Pictures do not belong in the copy; transcribe everything else in the records exactly.

-------- DATASET ENTRIES

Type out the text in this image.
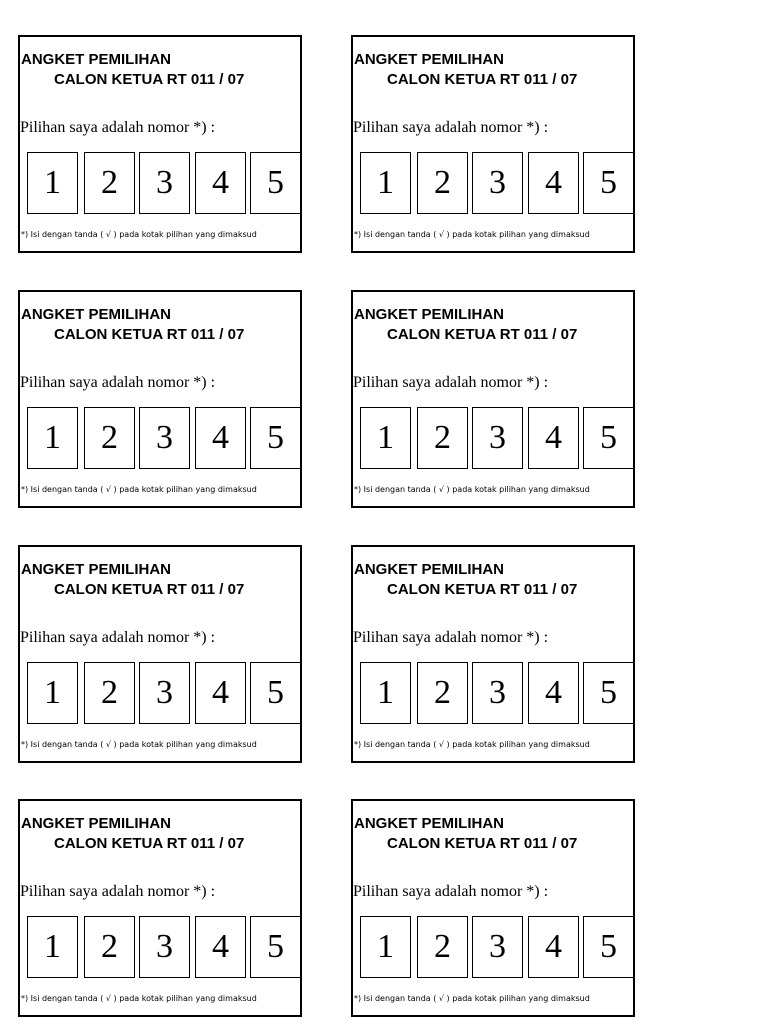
ANGKET PEMILIHAN
CALON KETUA RT 011 / 07
Pilihan saya adalah nomor *) :
1	2	3	4	5
*) Isi dengan tanda ( √ ) pada kotak pilihan yang dimaksud
ANGKET PEMILIHAN
CALON KETUA RT 011 / 07
Pilihan saya adalah nomor *) :
1	2	3	4	5
*) Isi dengan tanda ( √ ) pada kotak pilihan yang dimaksud
ANGKET PEMILIHAN
CALON KETUA RT 011 / 07
Pilihan saya adalah nomor *) :
1	2	3	4	5
*) Isi dengan tanda ( √ ) pada kotak pilihan yang dimaksud
ANGKET PEMILIHAN
CALON KETUA RT 011 / 07
Pilihan saya adalah nomor *) :
1	2	3	4	5
*) Isi dengan tanda ( √ ) pada kotak pilihan yang dimaksud
ANGKET PEMILIHAN
CALON KETUA RT 011 / 07
Pilihan saya adalah nomor *) :
1	2	3	4	5
*) Isi dengan tanda ( √ ) pada kotak pilihan yang dimaksud
ANGKET PEMILIHAN
CALON KETUA RT 011 / 07
Pilihan saya adalah nomor *) :
1	2	3	4	5
*) Isi dengan tanda ( √ ) pada kotak pilihan yang dimaksud
ANGKET PEMILIHAN
CALON KETUA RT 011 / 07
Pilihan saya adalah nomor *) :
1	2	3	4	5
*) Isi dengan tanda ( √ ) pada kotak pilihan yang dimaksud
ANGKET PEMILIHAN
CALON KETUA RT 011 / 07
Pilihan saya adalah nomor *) :
1	2	3	4	5
*) Isi dengan tanda ( √ ) pada kotak pilihan yang dimaksud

----------------

→ **PROBLEM SOLUTION**:
Type out the text in this image.
ANGKET PEMILIHAN
CALON KETUA RT 011 / 07
Pilihan saya adalah nomor *) :
1	2	3	4	5
*) Isi dengan tanda ( √ ) pada kotak pilihan yang dimaksud
ANGKET PEMILIHAN
CALON KETUA RT 011 / 07
Pilihan saya adalah nomor *) :
1	2	3	4	5
*) Isi dengan tanda ( √ ) pada kotak pilihan yang dimaksud
ANGKET PEMILIHAN
CALON KETUA RT 011 / 07
Pilihan saya adalah nomor *) :
1	2	3	4	5
*) Isi dengan tanda ( √ ) pada kotak pilihan yang dimaksud
ANGKET PEMILIHAN
CALON KETUA RT 011 / 07
Pilihan saya adalah nomor *) :
1	2	3	4	5
*) Isi dengan tanda ( √ ) pada kotak pilihan yang dimaksud
ANGKET PEMILIHAN
CALON KETUA RT 011 / 07
Pilihan saya adalah nomor *) :
1	2	3	4	5
*) Isi dengan tanda ( √ ) pada kotak pilihan yang dimaksud
ANGKET PEMILIHAN
CALON KETUA RT 011 / 07
Pilihan saya adalah nomor *) :
1	2	3	4	5
*) Isi dengan tanda ( √ ) pada kotak pilihan yang dimaksud
ANGKET PEMILIHAN
CALON KETUA RT 011 / 07
Pilihan saya adalah nomor *) :
1	2	3	4	5
*) Isi dengan tanda ( √ ) pada kotak pilihan yang dimaksud
ANGKET PEMILIHAN
CALON KETUA RT 011 / 07
Pilihan saya adalah nomor *) :
1	2	3	4	5
*) Isi dengan tanda ( √ ) pada kotak pilihan yang dimaksud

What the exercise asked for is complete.